* EXERCISE TASK *
Among the following entries, count the lines that contain "register" and report only the result.

* TASK INPUTS *
——————

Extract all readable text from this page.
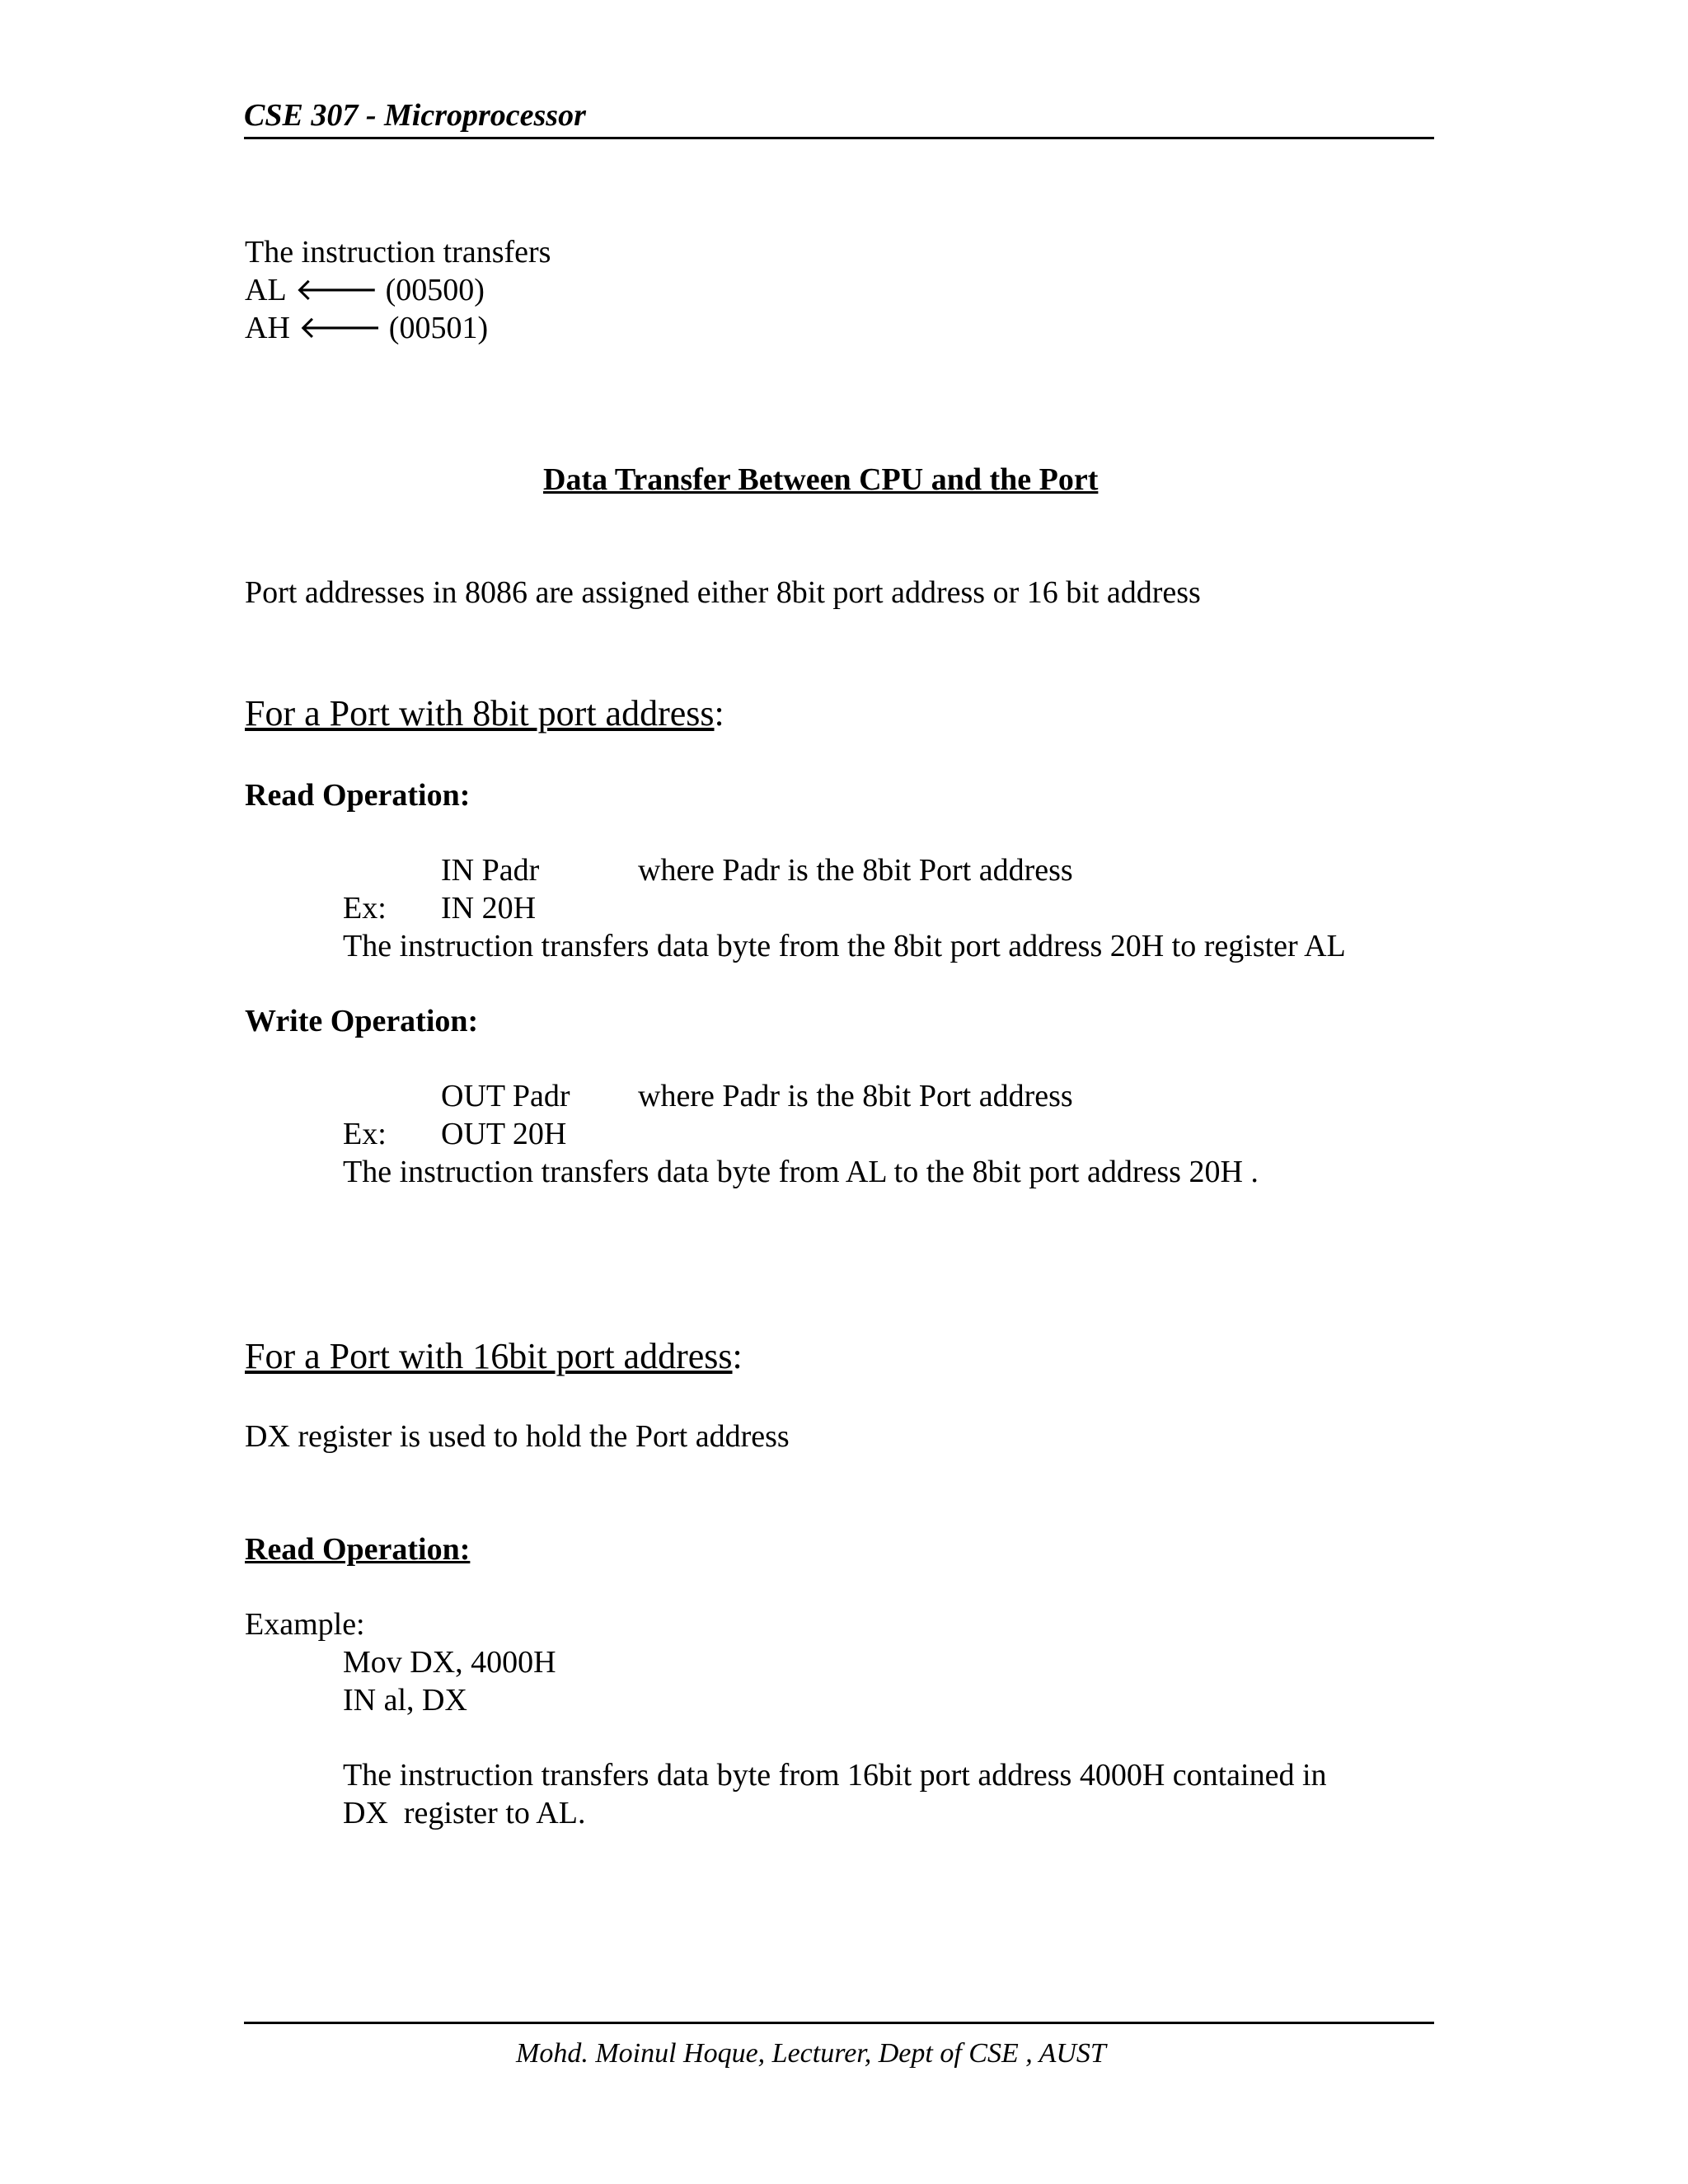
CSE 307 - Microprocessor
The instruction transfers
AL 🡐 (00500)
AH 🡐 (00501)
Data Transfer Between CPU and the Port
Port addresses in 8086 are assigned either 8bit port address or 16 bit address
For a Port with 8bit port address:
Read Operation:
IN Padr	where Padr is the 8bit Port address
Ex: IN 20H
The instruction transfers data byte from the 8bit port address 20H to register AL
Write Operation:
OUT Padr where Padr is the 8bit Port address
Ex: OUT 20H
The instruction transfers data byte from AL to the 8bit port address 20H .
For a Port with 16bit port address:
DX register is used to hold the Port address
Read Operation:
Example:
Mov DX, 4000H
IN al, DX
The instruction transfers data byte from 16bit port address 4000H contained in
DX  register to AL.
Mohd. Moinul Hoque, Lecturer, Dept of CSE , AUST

——————

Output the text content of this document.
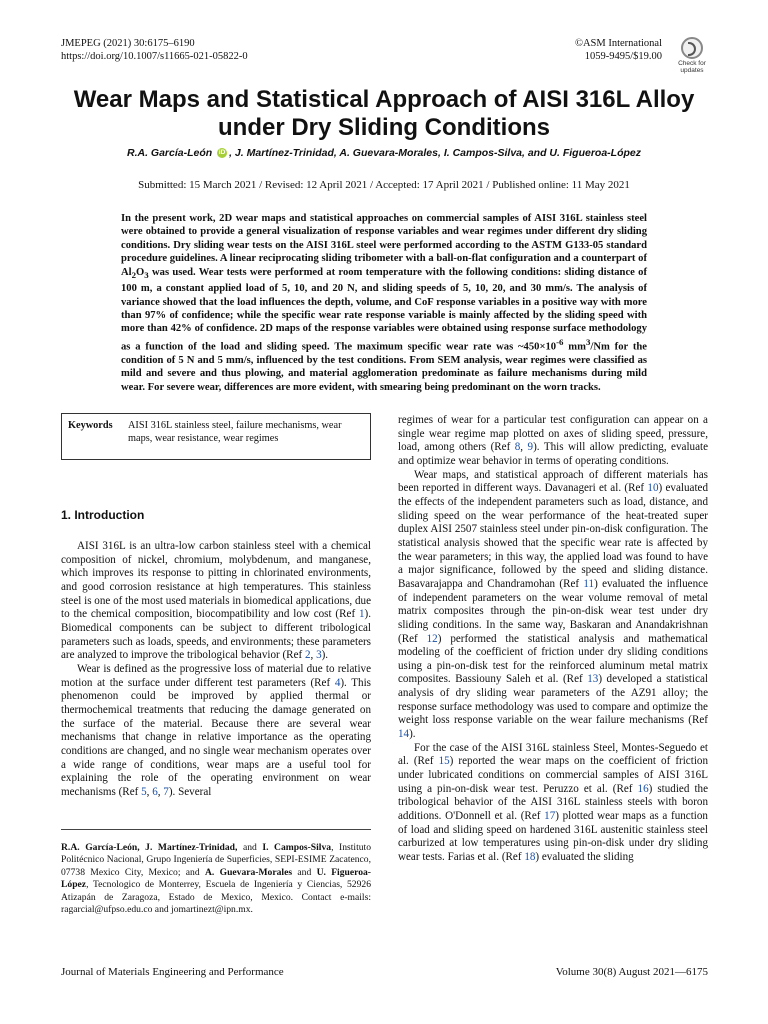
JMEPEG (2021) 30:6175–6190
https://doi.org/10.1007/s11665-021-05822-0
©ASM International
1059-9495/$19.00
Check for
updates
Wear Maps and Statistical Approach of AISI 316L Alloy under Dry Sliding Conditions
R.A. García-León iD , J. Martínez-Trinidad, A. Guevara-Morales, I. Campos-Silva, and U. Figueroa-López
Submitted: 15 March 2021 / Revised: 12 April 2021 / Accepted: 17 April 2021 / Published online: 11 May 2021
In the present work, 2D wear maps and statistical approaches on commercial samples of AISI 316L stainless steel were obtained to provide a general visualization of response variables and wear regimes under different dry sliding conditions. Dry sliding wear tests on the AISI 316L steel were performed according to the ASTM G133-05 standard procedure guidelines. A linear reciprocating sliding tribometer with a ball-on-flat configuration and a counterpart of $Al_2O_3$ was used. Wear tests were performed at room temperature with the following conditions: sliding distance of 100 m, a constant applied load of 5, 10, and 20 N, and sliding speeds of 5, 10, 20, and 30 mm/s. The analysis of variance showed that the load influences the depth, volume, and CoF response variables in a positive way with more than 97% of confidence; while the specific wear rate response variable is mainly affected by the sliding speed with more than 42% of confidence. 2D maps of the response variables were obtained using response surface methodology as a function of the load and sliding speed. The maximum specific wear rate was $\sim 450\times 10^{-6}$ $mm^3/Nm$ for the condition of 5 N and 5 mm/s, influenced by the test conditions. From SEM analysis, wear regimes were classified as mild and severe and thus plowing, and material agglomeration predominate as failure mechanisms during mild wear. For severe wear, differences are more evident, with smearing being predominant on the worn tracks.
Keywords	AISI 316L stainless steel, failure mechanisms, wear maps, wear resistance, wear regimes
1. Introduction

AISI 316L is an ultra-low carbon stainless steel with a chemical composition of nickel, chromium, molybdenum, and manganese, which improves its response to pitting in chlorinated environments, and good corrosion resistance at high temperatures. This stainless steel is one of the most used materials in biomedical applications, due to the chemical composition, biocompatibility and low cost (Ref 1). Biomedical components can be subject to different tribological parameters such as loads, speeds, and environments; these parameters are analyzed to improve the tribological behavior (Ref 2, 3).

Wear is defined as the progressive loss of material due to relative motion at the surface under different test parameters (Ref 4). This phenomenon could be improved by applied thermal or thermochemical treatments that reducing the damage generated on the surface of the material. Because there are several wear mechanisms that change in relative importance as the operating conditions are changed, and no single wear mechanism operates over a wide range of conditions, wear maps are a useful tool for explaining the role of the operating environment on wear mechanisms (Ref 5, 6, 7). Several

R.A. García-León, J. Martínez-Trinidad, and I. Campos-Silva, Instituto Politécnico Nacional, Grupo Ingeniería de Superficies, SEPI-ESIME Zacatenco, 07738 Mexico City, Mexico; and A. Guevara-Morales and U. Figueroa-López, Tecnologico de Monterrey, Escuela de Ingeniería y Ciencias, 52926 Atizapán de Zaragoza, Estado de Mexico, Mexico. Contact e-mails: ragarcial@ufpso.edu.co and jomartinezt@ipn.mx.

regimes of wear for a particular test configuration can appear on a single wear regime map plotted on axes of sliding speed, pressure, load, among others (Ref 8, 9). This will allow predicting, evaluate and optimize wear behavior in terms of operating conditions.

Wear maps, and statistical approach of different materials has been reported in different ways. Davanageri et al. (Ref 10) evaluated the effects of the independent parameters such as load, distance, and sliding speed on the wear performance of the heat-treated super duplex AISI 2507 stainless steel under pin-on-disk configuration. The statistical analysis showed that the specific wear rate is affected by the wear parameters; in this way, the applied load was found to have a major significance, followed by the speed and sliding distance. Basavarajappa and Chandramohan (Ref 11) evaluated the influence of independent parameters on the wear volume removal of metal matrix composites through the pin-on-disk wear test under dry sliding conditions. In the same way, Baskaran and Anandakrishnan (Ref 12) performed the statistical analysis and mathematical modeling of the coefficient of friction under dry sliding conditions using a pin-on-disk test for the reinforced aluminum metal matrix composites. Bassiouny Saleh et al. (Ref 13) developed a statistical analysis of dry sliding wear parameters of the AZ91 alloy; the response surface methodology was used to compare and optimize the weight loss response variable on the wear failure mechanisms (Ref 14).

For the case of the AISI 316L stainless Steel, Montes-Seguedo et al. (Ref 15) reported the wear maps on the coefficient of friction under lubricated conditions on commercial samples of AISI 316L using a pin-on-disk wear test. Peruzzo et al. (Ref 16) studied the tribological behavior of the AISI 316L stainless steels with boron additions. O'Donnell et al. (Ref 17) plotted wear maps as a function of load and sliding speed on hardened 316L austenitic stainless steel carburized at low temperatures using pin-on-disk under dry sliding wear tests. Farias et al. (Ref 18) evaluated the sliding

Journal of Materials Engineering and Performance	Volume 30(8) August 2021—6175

——————

* REPLY TO THE EXERCISE *
3